━━ EXTRAIT DU TEXTE ━━
Quels sont les avantages et les défauts de ce métier, selon toi ?
Je pense que les avantages et les défauts sont un peu les mêmes dans ce métier.
L’avantage, c’est que quand ça se passe bien, que tu as du travail, Tout peut arriver. Tu peux dans un même mois, aller jouer au Théâtre à Paris et partir sur un tournage pendant trois, quatre jours dans la foulée. Et une semaine après, tu pars pour aller jouer à l’autre bout du monde faire une comédie musicale. Ça, c’est un gros avantage. Ça peut être aussi un défaut au niveau de la logistique. Il faut avoir une vie qui peut aller avec ça.
━━━
━━ MATÉRIEL ━━
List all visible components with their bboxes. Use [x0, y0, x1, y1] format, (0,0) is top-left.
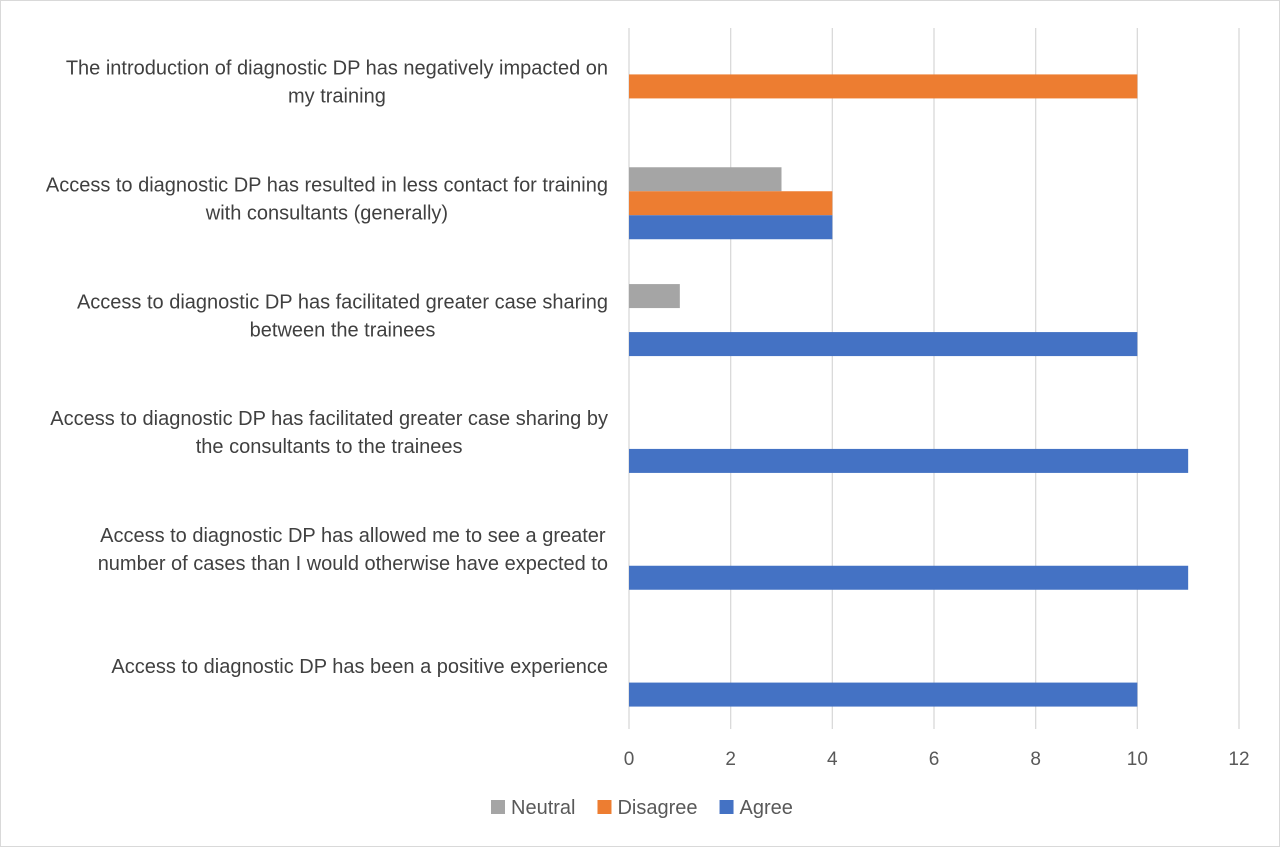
category-label-line: my training [288, 86, 386, 108]
legend-swatch-neutral [491, 800, 505, 814]
category-label-line: Access to diagnostic DP has facilitated … [50, 408, 608, 430]
x-tick-label-4: 4 [827, 749, 838, 770]
bar-agree-4 [629, 448, 1189, 473]
category-label-line: Access to diagnostic DP has facilitated … [77, 291, 608, 313]
legend-label-neutral: Neutral [511, 797, 575, 819]
category-label-line: Access to diagnostic DP has been a posit… [111, 656, 608, 678]
x-tick-label-10: 10 [1127, 749, 1148, 770]
x-axis-ticks: 0 2 4 6 8 10 12 [624, 749, 1250, 770]
category-label-2: Access to diagnostic DP has resulted in … [46, 175, 608, 225]
category-label-line: The introduction of diagnostic DP has ne… [66, 58, 608, 80]
x-tick-label-0: 0 [624, 749, 635, 770]
category-label-line: Access to diagnostic DP has resulted in … [46, 175, 608, 197]
bar-agree-3 [629, 332, 1138, 357]
category-label-1: The introduction of diagnostic DP has ne… [66, 58, 608, 108]
category-label-3: Access to diagnostic DP has facilitated … [77, 291, 608, 341]
gridlines [628, 28, 1240, 729]
x-tick-label-8: 8 [1030, 749, 1041, 770]
x-tick-label-12: 12 [1228, 749, 1249, 770]
category-label-line: with consultants (generally) [205, 203, 448, 225]
legend-swatch-disagree [597, 800, 612, 814]
category-label-line: number of cases than I would otherwise h… [98, 553, 608, 575]
bar-neutral-3 [629, 284, 680, 309]
x-tick-label-6: 6 [929, 749, 940, 770]
bar-agree-6 [629, 682, 1138, 707]
category-label-line: the consultants to the trainees [196, 436, 463, 458]
bar-neutral-2 [629, 167, 782, 192]
legend-swatch-agree [719, 800, 734, 814]
category-label-5: Access to diagnostic DP has allowed me t… [98, 525, 608, 575]
legend-label-agree: Agree [740, 797, 793, 819]
bar-disagree-1 [629, 74, 1138, 99]
bar-disagree-2 [629, 191, 833, 216]
bars [629, 74, 1189, 707]
bar-agree-5 [629, 565, 1189, 590]
legend-label-disagree: Disagree [617, 797, 697, 819]
legend: Neutral Disagree Agree [491, 797, 793, 819]
category-labels: The introduction of diagnostic DP has ne… [46, 58, 608, 678]
bar-agree-2 [629, 215, 833, 240]
x-tick-label-2: 2 [725, 749, 736, 770]
category-label-6: Access to diagnostic DP has been a posit… [111, 656, 608, 678]
category-label-4: Access to diagnostic DP has facilitated … [50, 408, 608, 458]
category-label-line: between the trainees [250, 319, 436, 341]
category-label-line: Access to diagnostic DP has allowed me t… [100, 525, 606, 547]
━━━
- ÉNONCÉ -
Combien de temps peut durer le tournage dont parle l'extrait, s'il vous plaît ? Les enregistrements ne sont pas nécessaires ici.

- RÉPONSE -
Trois ou quatre jours.